▶ **Objective**: Repeat the listing exactly as given, omitting every image.

▶ **Provided records**:
════════════════════
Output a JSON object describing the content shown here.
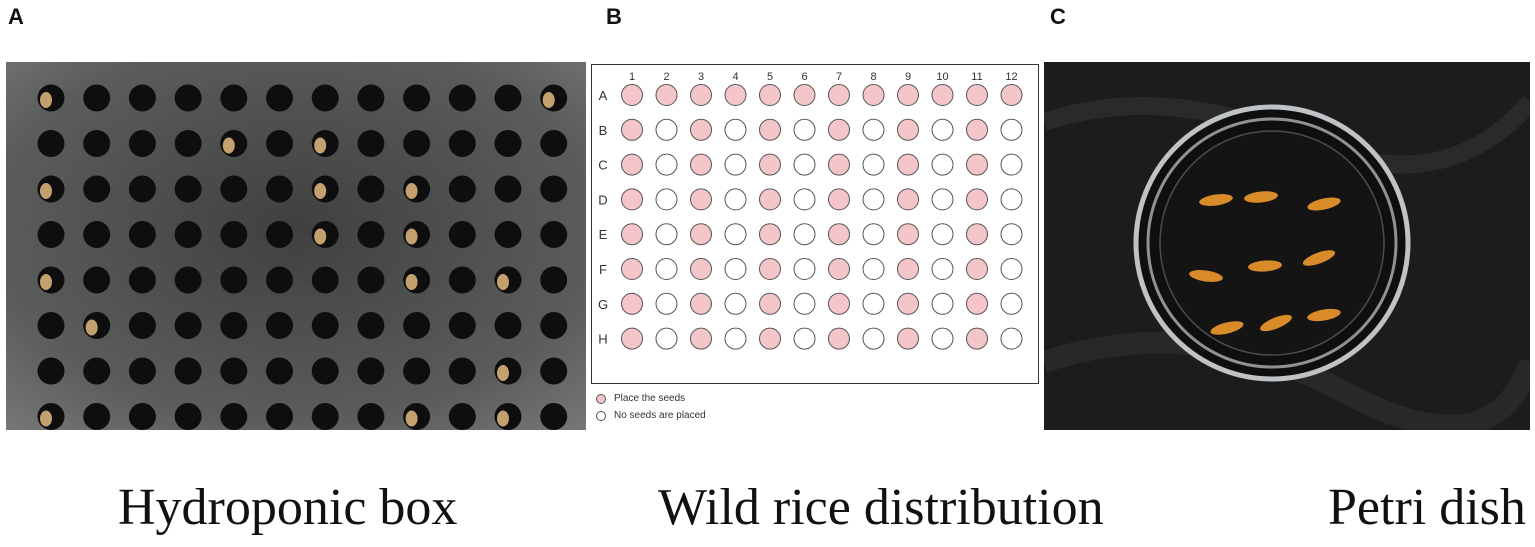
{
  "panels": [
    {
      "letter": "A",
      "caption": "Hydroponic box"
    },
    {
      "letter": "B",
      "caption": "Wild rice distribution"
    },
    {
      "letter": "C",
      "caption": "Petri dish"
    }
  ],
  "plate": {
    "columns": [
      "1",
      "2",
      "3",
      "4",
      "5",
      "6",
      "7",
      "8",
      "9",
      "10",
      "11",
      "12"
    ],
    "rows": [
      "A",
      "B",
      "C",
      "D",
      "E",
      "F",
      "G",
      "H"
    ],
    "wells": [
      [
        1,
        1,
        1,
        1,
        1,
        1,
        1,
        1,
        1,
        1,
        1,
        1
      ],
      [
        1,
        0,
        1,
        0,
        1,
        0,
        1,
        0,
        1,
        0,
        1,
        0
      ],
      [
        1,
        0,
        1,
        0,
        1,
        0,
        1,
        0,
        1,
        0,
        1,
        0
      ],
      [
        1,
        0,
        1,
        0,
        1,
        0,
        1,
        0,
        1,
        0,
        1,
        0
      ],
      [
        1,
        0,
        1,
        0,
        1,
        0,
        1,
        0,
        1,
        0,
        1,
        0
      ],
      [
        1,
        0,
        1,
        0,
        1,
        0,
        1,
        0,
        1,
        0,
        1,
        0
      ],
      [
        1,
        0,
        1,
        0,
        1,
        0,
        1,
        0,
        1,
        0,
        1,
        0
      ],
      [
        1,
        0,
        1,
        0,
        1,
        0,
        1,
        0,
        1,
        0,
        1,
        0
      ]
    ],
    "seed_color": "#f4c6c9",
    "empty_color": "#ffffff"
  },
  "legend": {
    "seeded": "Place the seeds",
    "empty": "No seeds are placed"
  },
  "photo_a": {
    "box_color": "#5b5d5c",
    "hole_color": "#0e0e0e",
    "seed_color": "#d8b07a",
    "seeded_holes": [
      [
        0,
        0
      ],
      [
        0,
        11
      ],
      [
        1,
        4
      ],
      [
        1,
        6
      ],
      [
        2,
        0
      ],
      [
        2,
        6
      ],
      [
        2,
        8
      ],
      [
        3,
        6
      ],
      [
        3,
        8
      ],
      [
        4,
        0
      ],
      [
        4,
        8
      ],
      [
        4,
        10
      ],
      [
        5,
        1
      ],
      [
        6,
        10
      ],
      [
        7,
        0
      ],
      [
        7,
        8
      ],
      [
        7,
        10
      ]
    ]
  },
  "photo_c": {
    "background_color": "#1c1c1c",
    "dish_rim_color": "#bfc3c6",
    "seed_color": "#d98b2a",
    "seed_count": 9
  }
}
════════════════════
▶ **Result of this task**:
Output a JSON object describing the content shown here.
{
  "panels": [
    {
      "letter": "A",
      "caption": "Hydroponic box"
    },
    {
      "letter": "B",
      "caption": "Wild rice distribution"
    },
    {
      "letter": "C",
      "caption": "Petri dish"
    }
  ],
  "plate": {
    "columns": [
      "1",
      "2",
      "3",
      "4",
      "5",
      "6",
      "7",
      "8",
      "9",
      "10",
      "11",
      "12"
    ],
    "rows": [
      "A",
      "B",
      "C",
      "D",
      "E",
      "F",
      "G",
      "H"
    ],
    "wells": [
      [
        1,
        1,
        1,
        1,
        1,
        1,
        1,
        1,
        1,
        1,
        1,
        1
      ],
      [
        1,
        0,
        1,
        0,
        1,
        0,
        1,
        0,
        1,
        0,
        1,
        0
      ],
      [
        1,
        0,
        1,
        0,
        1,
        0,
        1,
        0,
        1,
        0,
        1,
        0
      ],
      [
        1,
        0,
        1,
        0,
        1,
        0,
        1,
        0,
        1,
        0,
        1,
        0
      ],
      [
        1,
        0,
        1,
        0,
        1,
        0,
        1,
        0,
        1,
        0,
        1,
        0
      ],
      [
        1,
        0,
        1,
        0,
        1,
        0,
        1,
        0,
        1,
        0,
        1,
        0
      ],
      [
        1,
        0,
        1,
        0,
        1,
        0,
        1,
        0,
        1,
        0,
        1,
        0
      ],
      [
        1,
        0,
        1,
        0,
        1,
        0,
        1,
        0,
        1,
        0,
        1,
        0
      ]
    ],
    "seed_color": "#f4c6c9",
    "empty_color": "#ffffff"
  },
  "legend": {
    "seeded": "Place the seeds",
    "empty": "No seeds are placed"
  },
  "photo_a": {
    "box_color": "#5b5d5c",
    "hole_color": "#0e0e0e",
    "seed_color": "#d8b07a",
    "seeded_holes": [
      [
        0,
        0
      ],
      [
        0,
        11
      ],
      [
        1,
        4
      ],
      [
        1,
        6
      ],
      [
        2,
        0
      ],
      [
        2,
        6
      ],
      [
        2,
        8
      ],
      [
        3,
        6
      ],
      [
        3,
        8
      ],
      [
        4,
        0
      ],
      [
        4,
        8
      ],
      [
        4,
        10
      ],
      [
        5,
        1
      ],
      [
        6,
        10
      ],
      [
        7,
        0
      ],
      [
        7,
        8
      ],
      [
        7,
        10
      ]
    ]
  },
  "photo_c": {
    "background_color": "#1c1c1c",
    "dish_rim_color": "#bfc3c6",
    "seed_color": "#d98b2a",
    "seed_count": 9
  }
}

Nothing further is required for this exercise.